— START —

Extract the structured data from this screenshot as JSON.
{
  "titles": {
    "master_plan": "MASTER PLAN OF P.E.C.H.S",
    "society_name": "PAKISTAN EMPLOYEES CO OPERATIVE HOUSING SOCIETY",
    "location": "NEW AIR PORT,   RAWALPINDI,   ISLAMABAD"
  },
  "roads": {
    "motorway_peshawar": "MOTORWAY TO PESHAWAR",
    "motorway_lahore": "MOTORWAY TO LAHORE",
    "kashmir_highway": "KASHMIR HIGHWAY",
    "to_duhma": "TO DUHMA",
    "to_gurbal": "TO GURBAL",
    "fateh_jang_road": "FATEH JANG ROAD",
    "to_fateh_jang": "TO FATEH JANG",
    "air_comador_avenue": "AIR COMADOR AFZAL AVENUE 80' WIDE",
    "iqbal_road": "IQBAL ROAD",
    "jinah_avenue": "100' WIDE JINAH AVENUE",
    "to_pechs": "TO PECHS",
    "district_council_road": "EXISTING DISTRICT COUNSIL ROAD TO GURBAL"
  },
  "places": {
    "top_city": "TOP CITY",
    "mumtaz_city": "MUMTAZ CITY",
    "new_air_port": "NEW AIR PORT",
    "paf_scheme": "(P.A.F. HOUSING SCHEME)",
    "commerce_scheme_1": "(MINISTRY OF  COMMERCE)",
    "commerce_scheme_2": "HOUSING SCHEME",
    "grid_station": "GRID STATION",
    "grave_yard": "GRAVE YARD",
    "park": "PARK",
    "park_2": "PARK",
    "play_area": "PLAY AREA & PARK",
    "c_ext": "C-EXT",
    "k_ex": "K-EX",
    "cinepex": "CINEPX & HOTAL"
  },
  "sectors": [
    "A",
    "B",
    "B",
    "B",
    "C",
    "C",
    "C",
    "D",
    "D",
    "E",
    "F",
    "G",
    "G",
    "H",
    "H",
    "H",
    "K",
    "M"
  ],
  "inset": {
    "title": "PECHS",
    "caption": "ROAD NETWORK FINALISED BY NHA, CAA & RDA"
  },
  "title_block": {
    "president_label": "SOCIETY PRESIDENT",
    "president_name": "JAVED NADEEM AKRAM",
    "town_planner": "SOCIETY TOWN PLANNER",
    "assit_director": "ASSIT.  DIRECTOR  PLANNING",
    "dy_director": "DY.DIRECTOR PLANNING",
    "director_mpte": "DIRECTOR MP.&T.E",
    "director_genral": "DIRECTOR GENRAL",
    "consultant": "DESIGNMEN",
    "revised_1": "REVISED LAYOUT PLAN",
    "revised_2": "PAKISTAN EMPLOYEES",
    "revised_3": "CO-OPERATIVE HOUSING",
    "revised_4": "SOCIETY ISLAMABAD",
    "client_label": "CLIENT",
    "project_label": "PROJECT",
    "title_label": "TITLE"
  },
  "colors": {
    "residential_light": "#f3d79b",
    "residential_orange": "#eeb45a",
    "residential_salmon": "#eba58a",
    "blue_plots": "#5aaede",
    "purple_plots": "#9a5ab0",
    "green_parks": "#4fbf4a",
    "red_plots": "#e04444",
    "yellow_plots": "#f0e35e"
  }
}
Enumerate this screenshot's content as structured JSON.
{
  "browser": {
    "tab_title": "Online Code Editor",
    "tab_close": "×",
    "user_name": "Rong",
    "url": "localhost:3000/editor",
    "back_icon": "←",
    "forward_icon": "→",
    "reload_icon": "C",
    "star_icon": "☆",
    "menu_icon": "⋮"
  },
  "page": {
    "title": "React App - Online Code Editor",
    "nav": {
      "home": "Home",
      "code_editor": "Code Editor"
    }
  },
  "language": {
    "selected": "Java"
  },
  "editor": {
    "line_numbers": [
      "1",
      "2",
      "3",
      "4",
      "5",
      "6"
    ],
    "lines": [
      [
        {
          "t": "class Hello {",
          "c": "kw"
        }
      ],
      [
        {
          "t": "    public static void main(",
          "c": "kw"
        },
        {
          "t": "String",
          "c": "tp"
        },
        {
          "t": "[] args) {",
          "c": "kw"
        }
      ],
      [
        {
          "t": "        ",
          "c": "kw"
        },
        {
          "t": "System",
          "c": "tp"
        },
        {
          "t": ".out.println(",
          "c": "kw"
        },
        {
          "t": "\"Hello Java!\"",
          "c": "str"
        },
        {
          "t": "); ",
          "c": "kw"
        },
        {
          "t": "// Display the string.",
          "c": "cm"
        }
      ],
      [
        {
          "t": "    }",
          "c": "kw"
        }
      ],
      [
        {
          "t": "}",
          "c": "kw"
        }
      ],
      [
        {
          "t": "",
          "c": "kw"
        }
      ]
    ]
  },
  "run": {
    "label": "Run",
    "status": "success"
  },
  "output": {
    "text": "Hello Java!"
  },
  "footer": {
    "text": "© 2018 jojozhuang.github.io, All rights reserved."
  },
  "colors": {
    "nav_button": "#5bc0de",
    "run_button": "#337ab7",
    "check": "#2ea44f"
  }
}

— END —

## Requirement:
Repeat word for word every line from the one that holds "Enumerate this screenshot's" to the end. Both ends count.

## Final result:
Enumerate this screenshot's content as structured JSON.
{
  "browser": {
    "tab_title": "Online Code Editor",
    "tab_close": "×",
    "user_name": "Rong",
    "url": "localhost:3000/editor",
    "back_icon": "←",
    "forward_icon": "→",
    "reload_icon": "C",
    "star_icon": "☆",
    "menu_icon": "⋮"
  },
  "page": {
    "title": "React App - Online Code Editor",
    "nav": {
      "home": "Home",
      "code_editor": "Code Editor"
    }
  },
  "language": {
    "selected": "Java"
  },
  "editor": {
    "line_numbers": [
      "1",
      "2",
      "3",
      "4",
      "5",
      "6"
    ],
    "lines": [
      [
        {
          "t": "class Hello {",
          "c": "kw"
        }
      ],
      [
        {
          "t": "    public static void main(",
          "c": "kw"
        },
        {
          "t": "String",
          "c": "tp"
        },
        {
          "t": "[] args) {",
          "c": "kw"
        }
      ],
      [
        {
          "t": "        ",
          "c": "kw"
        },
        {
          "t": "System",
          "c": "tp"
        },
        {
          "t": ".out.println(",
          "c": "kw"
        },
        {
          "t": "\"Hello Java!\"",
          "c": "str"
        },
        {
          "t": "); ",
          "c": "kw"
        },
        {
          "t": "// Display the string.",
          "c": "cm"
        }
      ],
      [
        {
          "t": "    }",
          "c": "kw"
        }
      ],
      [
        {
          "t": "}",
          "c": "kw"
        }
      ],
      [
        {
          "t": "",
          "c": "kw"
        }
      ]
    ]
  },
  "run": {
    "label": "Run",
    "status": "success"
  },
  "output": {
    "text": "Hello Java!"
  },
  "footer": {
    "text": "© 2018 jojozhuang.github.io, All rights reserved."
  },
  "colors": {
    "nav_button": "#5bc0de",
    "run_button": "#337ab7",
    "check": "#2ea44f"
  }
}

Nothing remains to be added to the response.